» What is expected
Output each entry exactly; skip nothing.

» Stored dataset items
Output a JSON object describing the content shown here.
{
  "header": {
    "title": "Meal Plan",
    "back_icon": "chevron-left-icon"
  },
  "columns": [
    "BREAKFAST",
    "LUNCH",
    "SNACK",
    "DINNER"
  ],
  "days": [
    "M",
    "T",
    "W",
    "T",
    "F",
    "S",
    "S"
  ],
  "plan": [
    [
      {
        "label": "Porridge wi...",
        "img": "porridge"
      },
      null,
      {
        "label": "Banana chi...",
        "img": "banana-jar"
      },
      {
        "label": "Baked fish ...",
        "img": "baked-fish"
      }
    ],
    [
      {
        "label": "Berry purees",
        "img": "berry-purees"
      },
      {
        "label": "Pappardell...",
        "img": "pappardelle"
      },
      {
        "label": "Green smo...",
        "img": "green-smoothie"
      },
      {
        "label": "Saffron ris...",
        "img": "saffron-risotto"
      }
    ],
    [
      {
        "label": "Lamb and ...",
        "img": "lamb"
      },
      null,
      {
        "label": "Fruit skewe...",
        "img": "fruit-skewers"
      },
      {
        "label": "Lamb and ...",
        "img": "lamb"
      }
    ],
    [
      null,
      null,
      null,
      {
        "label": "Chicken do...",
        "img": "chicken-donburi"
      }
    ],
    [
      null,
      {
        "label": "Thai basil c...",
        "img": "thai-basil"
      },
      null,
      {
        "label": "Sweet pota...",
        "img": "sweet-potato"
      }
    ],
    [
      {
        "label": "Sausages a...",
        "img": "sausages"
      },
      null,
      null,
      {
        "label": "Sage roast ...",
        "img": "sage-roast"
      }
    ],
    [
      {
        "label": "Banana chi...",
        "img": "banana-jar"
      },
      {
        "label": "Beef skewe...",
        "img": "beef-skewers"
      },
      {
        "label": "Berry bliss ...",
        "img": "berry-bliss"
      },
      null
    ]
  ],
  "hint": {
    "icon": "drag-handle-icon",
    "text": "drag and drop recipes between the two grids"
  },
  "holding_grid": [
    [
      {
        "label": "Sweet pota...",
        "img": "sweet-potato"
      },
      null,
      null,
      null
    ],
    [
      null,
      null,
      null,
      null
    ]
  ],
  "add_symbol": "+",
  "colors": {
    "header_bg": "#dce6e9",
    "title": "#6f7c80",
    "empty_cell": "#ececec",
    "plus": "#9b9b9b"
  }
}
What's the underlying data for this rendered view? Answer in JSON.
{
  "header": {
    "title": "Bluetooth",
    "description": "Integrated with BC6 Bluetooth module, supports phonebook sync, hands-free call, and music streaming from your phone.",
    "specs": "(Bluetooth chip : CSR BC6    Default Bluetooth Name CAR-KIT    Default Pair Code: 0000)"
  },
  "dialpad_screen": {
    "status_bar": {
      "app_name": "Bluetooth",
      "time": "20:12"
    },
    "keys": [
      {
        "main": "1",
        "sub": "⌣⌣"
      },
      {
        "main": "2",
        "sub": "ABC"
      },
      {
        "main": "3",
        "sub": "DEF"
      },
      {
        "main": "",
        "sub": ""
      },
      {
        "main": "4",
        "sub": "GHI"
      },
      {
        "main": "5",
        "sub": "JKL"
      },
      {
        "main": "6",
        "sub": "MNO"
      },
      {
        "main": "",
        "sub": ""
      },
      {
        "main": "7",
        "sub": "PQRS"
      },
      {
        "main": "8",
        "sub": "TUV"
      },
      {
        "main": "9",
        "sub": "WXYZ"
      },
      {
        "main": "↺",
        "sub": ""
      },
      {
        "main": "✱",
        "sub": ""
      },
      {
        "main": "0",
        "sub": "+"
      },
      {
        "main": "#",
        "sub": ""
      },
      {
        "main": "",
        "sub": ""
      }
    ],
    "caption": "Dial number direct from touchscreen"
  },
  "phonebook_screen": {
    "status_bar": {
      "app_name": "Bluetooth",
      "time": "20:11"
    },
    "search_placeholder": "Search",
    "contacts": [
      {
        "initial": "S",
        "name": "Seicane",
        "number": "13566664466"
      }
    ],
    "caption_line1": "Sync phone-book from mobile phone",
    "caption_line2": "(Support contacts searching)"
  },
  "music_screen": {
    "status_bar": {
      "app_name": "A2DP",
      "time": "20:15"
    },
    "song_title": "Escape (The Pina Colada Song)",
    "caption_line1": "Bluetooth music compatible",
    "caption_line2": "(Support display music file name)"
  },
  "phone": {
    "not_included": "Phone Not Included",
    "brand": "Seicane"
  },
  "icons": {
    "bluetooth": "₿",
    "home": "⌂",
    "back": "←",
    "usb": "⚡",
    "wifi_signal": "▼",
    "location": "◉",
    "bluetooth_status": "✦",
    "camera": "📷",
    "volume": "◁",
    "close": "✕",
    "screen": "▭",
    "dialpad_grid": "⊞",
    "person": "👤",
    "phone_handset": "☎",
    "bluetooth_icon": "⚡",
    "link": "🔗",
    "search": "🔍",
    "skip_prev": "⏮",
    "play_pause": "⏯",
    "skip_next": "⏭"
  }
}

» Result
Output a JSON object describing the content shown here.
{
  "header": {
    "title": "Meal Plan",
    "back_icon": "chevron-left-icon"
  },
  "columns": [
    "BREAKFAST",
    "LUNCH",
    "SNACK",
    "DINNER"
  ],
  "days": [
    "M",
    "T",
    "W",
    "T",
    "F",
    "S",
    "S"
  ],
  "plan": [
    [
      {
        "label": "Porridge wi...",
        "img": "porridge"
      },
      null,
      {
        "label": "Banana chi...",
        "img": "banana-jar"
      },
      {
        "label": "Baked fish ...",
        "img": "baked-fish"
      }
    ],
    [
      {
        "label": "Berry purees",
        "img": "berry-purees"
      },
      {
        "label": "Pappardell...",
        "img": "pappardelle"
      },
      {
        "label": "Green smo...",
        "img": "green-smoothie"
      },
      {
        "label": "Saffron ris...",
        "img": "saffron-risotto"
      }
    ],
    [
      {
        "label": "Lamb and ...",
        "img": "lamb"
      },
      null,
      {
        "label": "Fruit skewe...",
        "img": "fruit-skewers"
      },
      {
        "label": "Lamb and ...",
        "img": "lamb"
      }
    ],
    [
      null,
      null,
      null,
      {
        "label": "Chicken do...",
        "img": "chicken-donburi"
      }
    ],
    [
      null,
      {
        "label": "Thai basil c...",
        "img": "thai-basil"
      },
      null,
      {
        "label": "Sweet pota...",
        "img": "sweet-potato"
      }
    ],
    [
      {
        "label": "Sausages a...",
        "img": "sausages"
      },
      null,
      null,
      {
        "label": "Sage roast ...",
        "img": "sage-roast"
      }
    ],
    [
      {
        "label": "Banana chi...",
        "img": "banana-jar"
      },
      {
        "label": "Beef skewe...",
        "img": "beef-skewers"
      },
      {
        "label": "Berry bliss ...",
        "img": "berry-bliss"
      },
      null
    ]
  ],
  "hint": {
    "icon": "drag-handle-icon",
    "text": "drag and drop recipes between the two grids"
  },
  "holding_grid": [
    [
      {
        "label": "Sweet pota...",
        "img": "sweet-potato"
      },
      null,
      null,
      null
    ],
    [
      null,
      null,
      null,
      null
    ]
  ],
  "add_symbol": "+",
  "colors": {
    "header_bg": "#dce6e9",
    "title": "#6f7c80",
    "empty_cell": "#ececec",
    "plus": "#9b9b9b"
  }
}
What's the underlying data for this rendered view? Answer in JSON.
{
  "header": {
    "title": "Bluetooth",
    "description": "Integrated with BC6 Bluetooth module, supports phonebook sync, hands-free call, and music streaming from your phone.",
    "specs": "(Bluetooth chip : CSR BC6    Default Bluetooth Name CAR-KIT    Default Pair Code: 0000)"
  },
  "dialpad_screen": {
    "status_bar": {
      "app_name": "Bluetooth",
      "time": "20:12"
    },
    "keys": [
      {
        "main": "1",
        "sub": "⌣⌣"
      },
      {
        "main": "2",
        "sub": "ABC"
      },
      {
        "main": "3",
        "sub": "DEF"
      },
      {
        "main": "",
        "sub": ""
      },
      {
        "main": "4",
        "sub": "GHI"
      },
      {
        "main": "5",
        "sub": "JKL"
      },
      {
        "main": "6",
        "sub": "MNO"
      },
      {
        "main": "",
        "sub": ""
      },
      {
        "main": "7",
        "sub": "PQRS"
      },
      {
        "main": "8",
        "sub": "TUV"
      },
      {
        "main": "9",
        "sub": "WXYZ"
      },
      {
        "main": "↺",
        "sub": ""
      },
      {
        "main": "✱",
        "sub": ""
      },
      {
        "main": "0",
        "sub": "+"
      },
      {
        "main": "#",
        "sub": ""
      },
      {
        "main": "",
        "sub": ""
      }
    ],
    "caption": "Dial number direct from touchscreen"
  },
  "phonebook_screen": {
    "status_bar": {
      "app_name": "Bluetooth",
      "time": "20:11"
    },
    "search_placeholder": "Search",
    "contacts": [
      {
        "initial": "S",
        "name": "Seicane",
        "number": "13566664466"
      }
    ],
    "caption_line1": "Sync phone-book from mobile phone",
    "caption_line2": "(Support contacts searching)"
  },
  "music_screen": {
    "status_bar": {
      "app_name": "A2DP",
      "time": "20:15"
    },
    "song_title": "Escape (The Pina Colada Song)",
    "caption_line1": "Bluetooth music compatible",
    "caption_line2": "(Support display music file name)"
  },
  "phone": {
    "not_included": "Phone Not Included",
    "brand": "Seicane"
  },
  "icons": {
    "bluetooth": "₿",
    "home": "⌂",
    "back": "←",
    "usb": "⚡",
    "wifi_signal": "▼",
    "location": "◉",
    "bluetooth_status": "✦",
    "camera": "📷",
    "volume": "◁",
    "close": "✕",
    "screen": "▭",
    "dialpad_grid": "⊞",
    "person": "👤",
    "phone_handset": "☎",
    "bluetooth_icon": "⚡",
    "link": "🔗",
    "search": "🔍",
    "skip_prev": "⏮",
    "play_pause": "⏯",
    "skip_next": "⏭"
  }
}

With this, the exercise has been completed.